(Set task)
Print each line of the listing once more, precisely as given.

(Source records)

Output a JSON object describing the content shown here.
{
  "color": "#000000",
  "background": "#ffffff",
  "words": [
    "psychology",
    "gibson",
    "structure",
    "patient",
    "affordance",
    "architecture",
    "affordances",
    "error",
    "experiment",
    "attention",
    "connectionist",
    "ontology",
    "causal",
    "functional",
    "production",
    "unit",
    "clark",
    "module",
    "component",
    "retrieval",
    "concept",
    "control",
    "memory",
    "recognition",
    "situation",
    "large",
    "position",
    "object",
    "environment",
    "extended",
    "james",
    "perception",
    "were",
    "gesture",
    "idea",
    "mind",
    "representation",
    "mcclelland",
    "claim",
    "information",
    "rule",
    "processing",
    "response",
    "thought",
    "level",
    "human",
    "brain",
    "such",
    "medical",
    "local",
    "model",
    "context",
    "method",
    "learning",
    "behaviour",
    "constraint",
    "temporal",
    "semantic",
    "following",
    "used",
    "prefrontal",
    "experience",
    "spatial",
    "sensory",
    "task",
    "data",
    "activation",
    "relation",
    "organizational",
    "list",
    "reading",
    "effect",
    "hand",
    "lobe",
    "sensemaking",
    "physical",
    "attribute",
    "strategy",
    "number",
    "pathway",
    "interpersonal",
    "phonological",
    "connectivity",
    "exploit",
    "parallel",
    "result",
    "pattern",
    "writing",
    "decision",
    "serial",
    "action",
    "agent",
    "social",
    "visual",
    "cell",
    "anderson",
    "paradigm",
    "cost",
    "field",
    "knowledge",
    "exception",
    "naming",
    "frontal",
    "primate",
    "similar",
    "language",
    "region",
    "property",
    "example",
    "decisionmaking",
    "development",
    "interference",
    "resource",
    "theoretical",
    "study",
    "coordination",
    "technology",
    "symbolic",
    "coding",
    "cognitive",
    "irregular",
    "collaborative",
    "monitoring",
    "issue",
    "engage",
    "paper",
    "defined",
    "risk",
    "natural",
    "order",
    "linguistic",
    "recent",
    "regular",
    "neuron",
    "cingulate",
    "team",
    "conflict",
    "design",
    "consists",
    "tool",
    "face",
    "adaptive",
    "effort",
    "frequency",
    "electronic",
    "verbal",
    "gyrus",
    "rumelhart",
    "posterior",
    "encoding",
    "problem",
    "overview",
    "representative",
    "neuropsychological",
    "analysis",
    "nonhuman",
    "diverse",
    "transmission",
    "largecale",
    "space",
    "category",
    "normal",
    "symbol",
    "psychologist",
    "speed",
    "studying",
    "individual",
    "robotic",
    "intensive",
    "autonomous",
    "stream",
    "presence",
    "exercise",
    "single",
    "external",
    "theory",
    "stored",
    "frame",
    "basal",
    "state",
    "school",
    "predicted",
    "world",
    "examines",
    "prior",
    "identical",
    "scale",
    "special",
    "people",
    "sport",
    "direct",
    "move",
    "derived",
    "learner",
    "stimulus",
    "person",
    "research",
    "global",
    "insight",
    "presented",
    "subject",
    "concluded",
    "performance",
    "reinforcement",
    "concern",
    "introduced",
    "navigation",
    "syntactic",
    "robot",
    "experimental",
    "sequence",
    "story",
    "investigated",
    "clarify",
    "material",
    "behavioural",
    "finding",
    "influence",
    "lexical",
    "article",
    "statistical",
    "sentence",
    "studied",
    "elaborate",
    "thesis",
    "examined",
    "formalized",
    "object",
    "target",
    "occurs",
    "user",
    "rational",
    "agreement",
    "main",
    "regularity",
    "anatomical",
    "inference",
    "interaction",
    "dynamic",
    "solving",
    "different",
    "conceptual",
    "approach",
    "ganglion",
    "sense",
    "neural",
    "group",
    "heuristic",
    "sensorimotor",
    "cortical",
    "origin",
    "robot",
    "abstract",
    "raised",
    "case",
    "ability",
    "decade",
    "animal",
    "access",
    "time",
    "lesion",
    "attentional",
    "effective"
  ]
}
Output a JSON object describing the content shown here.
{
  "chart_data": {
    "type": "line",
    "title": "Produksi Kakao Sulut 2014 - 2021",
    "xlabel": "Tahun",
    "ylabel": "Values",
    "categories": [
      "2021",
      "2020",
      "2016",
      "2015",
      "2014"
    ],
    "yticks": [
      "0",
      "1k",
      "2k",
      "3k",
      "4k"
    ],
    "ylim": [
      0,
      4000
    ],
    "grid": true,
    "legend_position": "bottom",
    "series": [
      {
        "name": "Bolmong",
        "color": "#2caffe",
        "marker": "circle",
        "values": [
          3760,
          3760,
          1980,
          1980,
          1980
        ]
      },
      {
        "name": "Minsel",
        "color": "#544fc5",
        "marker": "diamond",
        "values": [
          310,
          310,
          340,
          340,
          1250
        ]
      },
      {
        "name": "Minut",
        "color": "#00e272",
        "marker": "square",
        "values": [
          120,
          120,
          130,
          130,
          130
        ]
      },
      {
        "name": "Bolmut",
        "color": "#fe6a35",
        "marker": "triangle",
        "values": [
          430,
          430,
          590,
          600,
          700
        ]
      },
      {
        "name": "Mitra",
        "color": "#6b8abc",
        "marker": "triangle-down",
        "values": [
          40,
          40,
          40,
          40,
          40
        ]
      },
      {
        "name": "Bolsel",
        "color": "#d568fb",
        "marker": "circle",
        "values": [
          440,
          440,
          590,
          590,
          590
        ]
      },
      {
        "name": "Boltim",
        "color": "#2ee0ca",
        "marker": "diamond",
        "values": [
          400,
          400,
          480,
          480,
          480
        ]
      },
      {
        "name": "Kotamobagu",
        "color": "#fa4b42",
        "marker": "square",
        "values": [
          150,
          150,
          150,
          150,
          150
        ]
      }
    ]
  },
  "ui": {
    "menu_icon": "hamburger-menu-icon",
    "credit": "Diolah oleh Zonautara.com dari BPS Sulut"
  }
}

(Solution to the problem)
Output a JSON object describing the content shown here.
{
  "color": "#000000",
  "background": "#ffffff",
  "words": [
    "psychology",
    "gibson",
    "structure",
    "patient",
    "affordance",
    "architecture",
    "affordances",
    "error",
    "experiment",
    "attention",
    "connectionist",
    "ontology",
    "causal",
    "functional",
    "production",
    "unit",
    "clark",
    "module",
    "component",
    "retrieval",
    "concept",
    "control",
    "memory",
    "recognition",
    "situation",
    "large",
    "position",
    "object",
    "environment",
    "extended",
    "james",
    "perception",
    "were",
    "gesture",
    "idea",
    "mind",
    "representation",
    "mcclelland",
    "claim",
    "information",
    "rule",
    "processing",
    "response",
    "thought",
    "level",
    "human",
    "brain",
    "such",
    "medical",
    "local",
    "model",
    "context",
    "method",
    "learning",
    "behaviour",
    "constraint",
    "temporal",
    "semantic",
    "following",
    "used",
    "prefrontal",
    "experience",
    "spatial",
    "sensory",
    "task",
    "data",
    "activation",
    "relation",
    "organizational",
    "list",
    "reading",
    "effect",
    "hand",
    "lobe",
    "sensemaking",
    "physical",
    "attribute",
    "strategy",
    "number",
    "pathway",
    "interpersonal",
    "phonological",
    "connectivity",
    "exploit",
    "parallel",
    "result",
    "pattern",
    "writing",
    "decision",
    "serial",
    "action",
    "agent",
    "social",
    "visual",
    "cell",
    "anderson",
    "paradigm",
    "cost",
    "field",
    "knowledge",
    "exception",
    "naming",
    "frontal",
    "primate",
    "similar",
    "language",
    "region",
    "property",
    "example",
    "decisionmaking",
    "development",
    "interference",
    "resource",
    "theoretical",
    "study",
    "coordination",
    "technology",
    "symbolic",
    "coding",
    "cognitive",
    "irregular",
    "collaborative",
    "monitoring",
    "issue",
    "engage",
    "paper",
    "defined",
    "risk",
    "natural",
    "order",
    "linguistic",
    "recent",
    "regular",
    "neuron",
    "cingulate",
    "team",
    "conflict",
    "design",
    "consists",
    "tool",
    "face",
    "adaptive",
    "effort",
    "frequency",
    "electronic",
    "verbal",
    "gyrus",
    "rumelhart",
    "posterior",
    "encoding",
    "problem",
    "overview",
    "representative",
    "neuropsychological",
    "analysis",
    "nonhuman",
    "diverse",
    "transmission",
    "largecale",
    "space",
    "category",
    "normal",
    "symbol",
    "psychologist",
    "speed",
    "studying",
    "individual",
    "robotic",
    "intensive",
    "autonomous",
    "stream",
    "presence",
    "exercise",
    "single",
    "external",
    "theory",
    "stored",
    "frame",
    "basal",
    "state",
    "school",
    "predicted",
    "world",
    "examines",
    "prior",
    "identical",
    "scale",
    "special",
    "people",
    "sport",
    "direct",
    "move",
    "derived",
    "learner",
    "stimulus",
    "person",
    "research",
    "global",
    "insight",
    "presented",
    "subject",
    "concluded",
    "performance",
    "reinforcement",
    "concern",
    "introduced",
    "navigation",
    "syntactic",
    "robot",
    "experimental",
    "sequence",
    "story",
    "investigated",
    "clarify",
    "material",
    "behavioural",
    "finding",
    "influence",
    "lexical",
    "article",
    "statistical",
    "sentence",
    "studied",
    "elaborate",
    "thesis",
    "examined",
    "formalized",
    "object",
    "target",
    "occurs",
    "user",
    "rational",
    "agreement",
    "main",
    "regularity",
    "anatomical",
    "inference",
    "interaction",
    "dynamic",
    "solving",
    "different",
    "conceptual",
    "approach",
    "ganglion",
    "sense",
    "neural",
    "group",
    "heuristic",
    "sensorimotor",
    "cortical",
    "origin",
    "robot",
    "abstract",
    "raised",
    "case",
    "ability",
    "decade",
    "animal",
    "access",
    "time",
    "lesion",
    "attentional",
    "effective"
  ]
}
Output a JSON object describing the content shown here.
{
  "chart_data": {
    "type": "line",
    "title": "Produksi Kakao Sulut 2014 - 2021",
    "xlabel": "Tahun",
    "ylabel": "Values",
    "categories": [
      "2021",
      "2020",
      "2016",
      "2015",
      "2014"
    ],
    "yticks": [
      "0",
      "1k",
      "2k",
      "3k",
      "4k"
    ],
    "ylim": [
      0,
      4000
    ],
    "grid": true,
    "legend_position": "bottom",
    "series": [
      {
        "name": "Bolmong",
        "color": "#2caffe",
        "marker": "circle",
        "values": [
          3760,
          3760,
          1980,
          1980,
          1980
        ]
      },
      {
        "name": "Minsel",
        "color": "#544fc5",
        "marker": "diamond",
        "values": [
          310,
          310,
          340,
          340,
          1250
        ]
      },
      {
        "name": "Minut",
        "color": "#00e272",
        "marker": "square",
        "values": [
          120,
          120,
          130,
          130,
          130
        ]
      },
      {
        "name": "Bolmut",
        "color": "#fe6a35",
        "marker": "triangle",
        "values": [
          430,
          430,
          590,
          600,
          700
        ]
      },
      {
        "name": "Mitra",
        "color": "#6b8abc",
        "marker": "triangle-down",
        "values": [
          40,
          40,
          40,
          40,
          40
        ]
      },
      {
        "name": "Bolsel",
        "color": "#d568fb",
        "marker": "circle",
        "values": [
          440,
          440,
          590,
          590,
          590
        ]
      },
      {
        "name": "Boltim",
        "color": "#2ee0ca",
        "marker": "diamond",
        "values": [
          400,
          400,
          480,
          480,
          480
        ]
      },
      {
        "name": "Kotamobagu",
        "color": "#fa4b42",
        "marker": "square",
        "values": [
          150,
          150,
          150,
          150,
          150
        ]
      }
    ]
  },
  "ui": {
    "menu_icon": "hamburger-menu-icon",
    "credit": "Diolah oleh Zonautara.com dari BPS Sulut"
  }
}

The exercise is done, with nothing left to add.